• EXERCISE: Continue the text on oil and gas royalties from its last line.

• GIVEN TEXT:
####
Learn more about how long mineral rights last.

Taxes on Oil and Gas Royalties: What is Paid?

In a sense, oil royalties are not going to be exempt from what many consider two of the only guarantees in life: death and taxes. That’s right, oil and gas royalty payments are made, but only after current tax rates are applied and paid.

Depending on the location and nature of the transaction, an oil and gas royalty payment may be subject to a few different taxations. These include:

  • Federal Income Tax
  • State Income Tax
  • Bonus Income Tax (when applicable)

Bonus income tax rates are only applicable to oil or gas “bonus” royalty payments above $600. These usually come at the beginning of an oil and gas lease, as a sort of “signing bonus.”

State income taxes may come in the form of a flat rate or fixed percentage. Of course, some states, like Texas, Wyoming, and Nevada do not enforce a state income tax. Conveniently, these are great states for oil and gas production.

Read more about the taxes that are paid.

Oil And Gas Royalty Deductions Guide for Tax Season

As a part of a mineral rights lease, those who receive oil and gas royalties can be essentially viewed as small (or large) business owners. Every piece of income that is generated from the well’s royalty payments is subject to income tax. However, applying oil and gas royalty directions during tax season can help mineral rights owners save more on their operating costs.

By far, the most common deduction for oil and gas royalties comes in the form of a depletion alliance. Aptly named, a depletion allowance allows taxpayers to write off the loss of a property’s value as the natural resources are depleted. Depletion allowances come at a standard 15% of gross income, however more exact amounts of oil reserve depletion can be calculated.

Learn more about tax deductions.

Who Buys Oil Royalties?

Like a stock yields dividends, owning a percentage share of mineral rights yields oil royalties. Whereas these payments are variable, but steady bits of income, there may come a time where oil royalty owners want to cash out.

The exciting thing about the mineral rights industry is that there are essentially no rules. No two contracts are alike, so be sure to check the associated clauses when considering selling your mineral rights and transferring your oil royalties to an individual or company.

Anyone can buy royalties, but it is highly advised to not sell to the first interested buyer. Consider your options and speak to a professional before renegotiating your oil and gas lease.

Explore more about who buys oil royalties.
####
• RECORDS SUPPLIED:
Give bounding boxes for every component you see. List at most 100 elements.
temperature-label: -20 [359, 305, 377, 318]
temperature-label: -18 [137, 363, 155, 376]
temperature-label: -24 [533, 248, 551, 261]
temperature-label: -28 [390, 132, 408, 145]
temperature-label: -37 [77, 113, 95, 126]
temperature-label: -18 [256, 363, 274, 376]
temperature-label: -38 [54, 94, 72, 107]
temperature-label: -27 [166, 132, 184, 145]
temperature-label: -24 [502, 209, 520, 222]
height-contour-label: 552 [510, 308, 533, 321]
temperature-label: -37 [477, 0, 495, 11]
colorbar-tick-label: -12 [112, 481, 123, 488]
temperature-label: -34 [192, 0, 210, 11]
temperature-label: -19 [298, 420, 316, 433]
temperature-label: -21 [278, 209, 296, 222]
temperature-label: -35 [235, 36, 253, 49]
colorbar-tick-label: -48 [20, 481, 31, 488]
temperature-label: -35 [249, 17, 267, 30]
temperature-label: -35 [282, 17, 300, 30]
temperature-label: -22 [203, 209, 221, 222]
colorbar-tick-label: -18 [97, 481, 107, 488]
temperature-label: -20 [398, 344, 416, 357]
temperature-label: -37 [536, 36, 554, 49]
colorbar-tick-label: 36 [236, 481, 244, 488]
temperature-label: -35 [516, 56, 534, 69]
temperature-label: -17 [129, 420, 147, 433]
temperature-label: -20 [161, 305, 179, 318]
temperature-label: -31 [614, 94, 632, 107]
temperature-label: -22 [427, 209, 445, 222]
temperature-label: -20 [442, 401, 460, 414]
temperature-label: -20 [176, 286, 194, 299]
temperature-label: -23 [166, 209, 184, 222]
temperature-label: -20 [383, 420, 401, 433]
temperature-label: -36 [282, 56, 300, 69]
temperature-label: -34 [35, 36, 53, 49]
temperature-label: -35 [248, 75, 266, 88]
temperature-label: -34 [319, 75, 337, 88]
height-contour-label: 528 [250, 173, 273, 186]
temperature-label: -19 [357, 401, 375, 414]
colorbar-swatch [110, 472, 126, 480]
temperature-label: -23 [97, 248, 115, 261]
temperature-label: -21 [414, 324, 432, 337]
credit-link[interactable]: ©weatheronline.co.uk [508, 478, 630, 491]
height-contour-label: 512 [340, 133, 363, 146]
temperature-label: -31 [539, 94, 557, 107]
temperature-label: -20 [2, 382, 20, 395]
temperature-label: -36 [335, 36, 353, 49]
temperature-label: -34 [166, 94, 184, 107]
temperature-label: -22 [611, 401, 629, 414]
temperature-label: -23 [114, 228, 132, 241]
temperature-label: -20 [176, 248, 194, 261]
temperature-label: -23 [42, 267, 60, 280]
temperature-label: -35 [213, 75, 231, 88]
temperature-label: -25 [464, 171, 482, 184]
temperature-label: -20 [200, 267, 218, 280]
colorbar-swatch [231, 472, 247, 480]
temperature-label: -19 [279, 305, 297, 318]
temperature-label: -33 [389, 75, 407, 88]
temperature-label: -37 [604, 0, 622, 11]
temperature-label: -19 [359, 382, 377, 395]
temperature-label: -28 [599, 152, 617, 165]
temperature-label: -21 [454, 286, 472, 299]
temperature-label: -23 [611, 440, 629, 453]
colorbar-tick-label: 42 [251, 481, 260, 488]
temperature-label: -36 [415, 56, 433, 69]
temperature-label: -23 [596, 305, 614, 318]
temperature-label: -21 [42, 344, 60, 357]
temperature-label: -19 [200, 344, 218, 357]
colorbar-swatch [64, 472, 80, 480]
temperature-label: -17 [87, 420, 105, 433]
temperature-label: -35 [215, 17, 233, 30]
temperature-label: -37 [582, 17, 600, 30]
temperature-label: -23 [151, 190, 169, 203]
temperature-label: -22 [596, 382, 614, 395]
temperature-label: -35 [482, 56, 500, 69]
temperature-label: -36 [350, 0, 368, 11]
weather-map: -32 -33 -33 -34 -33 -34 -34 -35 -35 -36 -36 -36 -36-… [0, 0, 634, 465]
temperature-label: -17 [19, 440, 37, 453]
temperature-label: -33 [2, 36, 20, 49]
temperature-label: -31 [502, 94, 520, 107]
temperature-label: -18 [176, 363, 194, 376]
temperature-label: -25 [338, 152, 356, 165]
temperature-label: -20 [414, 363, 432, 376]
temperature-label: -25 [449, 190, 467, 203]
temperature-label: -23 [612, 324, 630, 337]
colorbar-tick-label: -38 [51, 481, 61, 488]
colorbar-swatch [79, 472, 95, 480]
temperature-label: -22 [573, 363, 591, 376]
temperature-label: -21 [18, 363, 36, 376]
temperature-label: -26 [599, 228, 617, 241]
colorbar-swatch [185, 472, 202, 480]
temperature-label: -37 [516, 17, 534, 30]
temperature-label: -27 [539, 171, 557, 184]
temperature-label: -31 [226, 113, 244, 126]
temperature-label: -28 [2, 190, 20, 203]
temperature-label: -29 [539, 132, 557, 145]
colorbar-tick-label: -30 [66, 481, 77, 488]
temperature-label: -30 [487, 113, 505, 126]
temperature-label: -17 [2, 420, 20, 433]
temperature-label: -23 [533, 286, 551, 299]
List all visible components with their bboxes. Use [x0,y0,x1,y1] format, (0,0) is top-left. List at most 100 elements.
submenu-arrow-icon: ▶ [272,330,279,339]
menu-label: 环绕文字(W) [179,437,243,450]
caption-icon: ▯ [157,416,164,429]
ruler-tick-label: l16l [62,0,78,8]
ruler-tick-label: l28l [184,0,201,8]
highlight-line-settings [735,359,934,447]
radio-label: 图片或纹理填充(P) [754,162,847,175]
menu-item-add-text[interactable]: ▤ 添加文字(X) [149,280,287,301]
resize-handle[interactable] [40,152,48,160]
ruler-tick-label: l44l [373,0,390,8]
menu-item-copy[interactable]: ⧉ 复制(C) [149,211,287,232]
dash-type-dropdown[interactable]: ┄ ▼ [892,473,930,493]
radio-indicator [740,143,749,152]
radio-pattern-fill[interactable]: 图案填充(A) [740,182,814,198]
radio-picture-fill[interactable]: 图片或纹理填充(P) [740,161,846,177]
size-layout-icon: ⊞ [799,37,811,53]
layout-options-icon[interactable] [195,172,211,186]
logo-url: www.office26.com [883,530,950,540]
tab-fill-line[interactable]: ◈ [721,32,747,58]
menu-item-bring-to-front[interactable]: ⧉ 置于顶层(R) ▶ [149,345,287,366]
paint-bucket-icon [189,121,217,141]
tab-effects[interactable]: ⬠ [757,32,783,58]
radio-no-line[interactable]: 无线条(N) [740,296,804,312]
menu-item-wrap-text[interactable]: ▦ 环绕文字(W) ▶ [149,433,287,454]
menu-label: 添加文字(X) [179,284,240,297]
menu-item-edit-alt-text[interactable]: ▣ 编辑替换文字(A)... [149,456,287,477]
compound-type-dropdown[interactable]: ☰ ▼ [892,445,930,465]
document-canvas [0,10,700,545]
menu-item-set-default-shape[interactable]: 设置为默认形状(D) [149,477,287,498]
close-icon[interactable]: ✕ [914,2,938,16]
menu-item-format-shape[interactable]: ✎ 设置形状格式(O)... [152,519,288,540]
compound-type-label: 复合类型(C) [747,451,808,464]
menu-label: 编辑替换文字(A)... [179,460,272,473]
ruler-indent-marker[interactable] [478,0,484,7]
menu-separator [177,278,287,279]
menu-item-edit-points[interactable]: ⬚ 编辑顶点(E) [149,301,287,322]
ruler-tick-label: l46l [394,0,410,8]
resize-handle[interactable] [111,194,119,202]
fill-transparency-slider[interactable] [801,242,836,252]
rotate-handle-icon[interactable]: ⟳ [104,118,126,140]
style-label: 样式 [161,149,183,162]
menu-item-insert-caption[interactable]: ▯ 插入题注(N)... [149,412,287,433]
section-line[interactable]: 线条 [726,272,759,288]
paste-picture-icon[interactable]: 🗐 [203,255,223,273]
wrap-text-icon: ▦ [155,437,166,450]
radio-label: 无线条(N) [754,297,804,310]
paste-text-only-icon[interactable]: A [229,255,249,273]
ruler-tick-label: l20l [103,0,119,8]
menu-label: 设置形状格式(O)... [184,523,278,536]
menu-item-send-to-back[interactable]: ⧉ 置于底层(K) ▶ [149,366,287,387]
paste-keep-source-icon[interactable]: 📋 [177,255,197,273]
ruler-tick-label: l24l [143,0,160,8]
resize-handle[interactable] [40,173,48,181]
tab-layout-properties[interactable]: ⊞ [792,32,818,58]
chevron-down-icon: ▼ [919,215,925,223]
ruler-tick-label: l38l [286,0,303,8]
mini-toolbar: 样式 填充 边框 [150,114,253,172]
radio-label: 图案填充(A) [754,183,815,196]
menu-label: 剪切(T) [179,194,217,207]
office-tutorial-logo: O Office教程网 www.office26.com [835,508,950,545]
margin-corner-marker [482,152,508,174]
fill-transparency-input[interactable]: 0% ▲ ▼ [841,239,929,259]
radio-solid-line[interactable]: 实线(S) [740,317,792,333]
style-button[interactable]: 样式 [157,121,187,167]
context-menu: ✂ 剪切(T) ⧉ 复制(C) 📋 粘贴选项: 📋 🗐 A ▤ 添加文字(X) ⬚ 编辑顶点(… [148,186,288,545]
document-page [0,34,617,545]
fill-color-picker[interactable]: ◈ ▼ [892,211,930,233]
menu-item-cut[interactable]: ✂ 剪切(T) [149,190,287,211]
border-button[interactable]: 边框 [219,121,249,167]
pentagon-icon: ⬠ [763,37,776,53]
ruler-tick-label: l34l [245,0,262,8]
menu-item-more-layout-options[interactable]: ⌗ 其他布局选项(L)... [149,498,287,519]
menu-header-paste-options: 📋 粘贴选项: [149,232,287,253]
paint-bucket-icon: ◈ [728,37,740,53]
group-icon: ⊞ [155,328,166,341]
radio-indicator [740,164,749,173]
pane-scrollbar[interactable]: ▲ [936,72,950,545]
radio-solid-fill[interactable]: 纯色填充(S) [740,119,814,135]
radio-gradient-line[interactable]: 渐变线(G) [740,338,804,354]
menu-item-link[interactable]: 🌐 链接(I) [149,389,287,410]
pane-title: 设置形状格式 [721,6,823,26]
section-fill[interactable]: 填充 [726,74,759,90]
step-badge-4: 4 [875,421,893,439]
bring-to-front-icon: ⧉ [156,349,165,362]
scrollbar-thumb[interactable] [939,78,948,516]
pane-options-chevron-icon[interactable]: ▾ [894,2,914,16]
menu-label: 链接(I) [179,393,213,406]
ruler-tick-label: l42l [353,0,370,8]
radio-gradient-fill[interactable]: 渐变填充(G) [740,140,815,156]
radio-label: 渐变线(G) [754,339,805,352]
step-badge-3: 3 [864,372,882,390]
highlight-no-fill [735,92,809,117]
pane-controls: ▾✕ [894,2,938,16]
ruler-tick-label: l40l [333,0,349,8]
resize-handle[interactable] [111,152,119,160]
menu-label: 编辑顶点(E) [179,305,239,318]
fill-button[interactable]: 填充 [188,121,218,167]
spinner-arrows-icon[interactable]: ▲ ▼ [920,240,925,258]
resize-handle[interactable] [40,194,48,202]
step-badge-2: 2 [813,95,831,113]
####
• WRITTEN RESPONSE:
The Rights of an Oil Royalty Owner

Oil and gas leases can be extremely complicated, full of industry jargon and fine print that may leave some property owners wondering exactly what they are signing up for. Most commonly, all of the legal information and rights of oil royalty owners are outlined in one of several documents. These include:

  • A copy of the deed
  • A copy of the mineral lease
  • A division order
  • And any communications with the oil and gas company

In order to fully retain and enforce your rights as an oil royalty owner, it is important to keep these documents on hand, in a safe place. Whereas most oil and gas operations go smoothly, company shutdowns and other external forces may cause a contract to go sour. Being able to show all of the necessary paperwork (and understanding it in the first place) is the best way to ensure your basic rights are met and enforced.


Read more about the rights of an oil royalty owner.

The American States that Earn the Most Oil and Gas Royalties

Whether you are an experienced investor or simply looking for some market data, it is pretty interesting to see which American states earn the most oil and gas royalties. Although each state earns a different amount each year, in general, many of the highest-earning states remain in the top 10 annually.

In general, the following ten states earn the most oil and gas royalties:

  • Texas
  • Pennsylvania
  • North Dakota
  • Wyoming
  • Oklahoma
  • Colorado
  • New Mexico
  • Utah
  • Louisiana
  • Alaska

If you own mineral rights in any of the states above, then you may want to consider signing a mineral rights lease. In doing so, you will be able to earn oil and gas royalties for anything extracted from your property.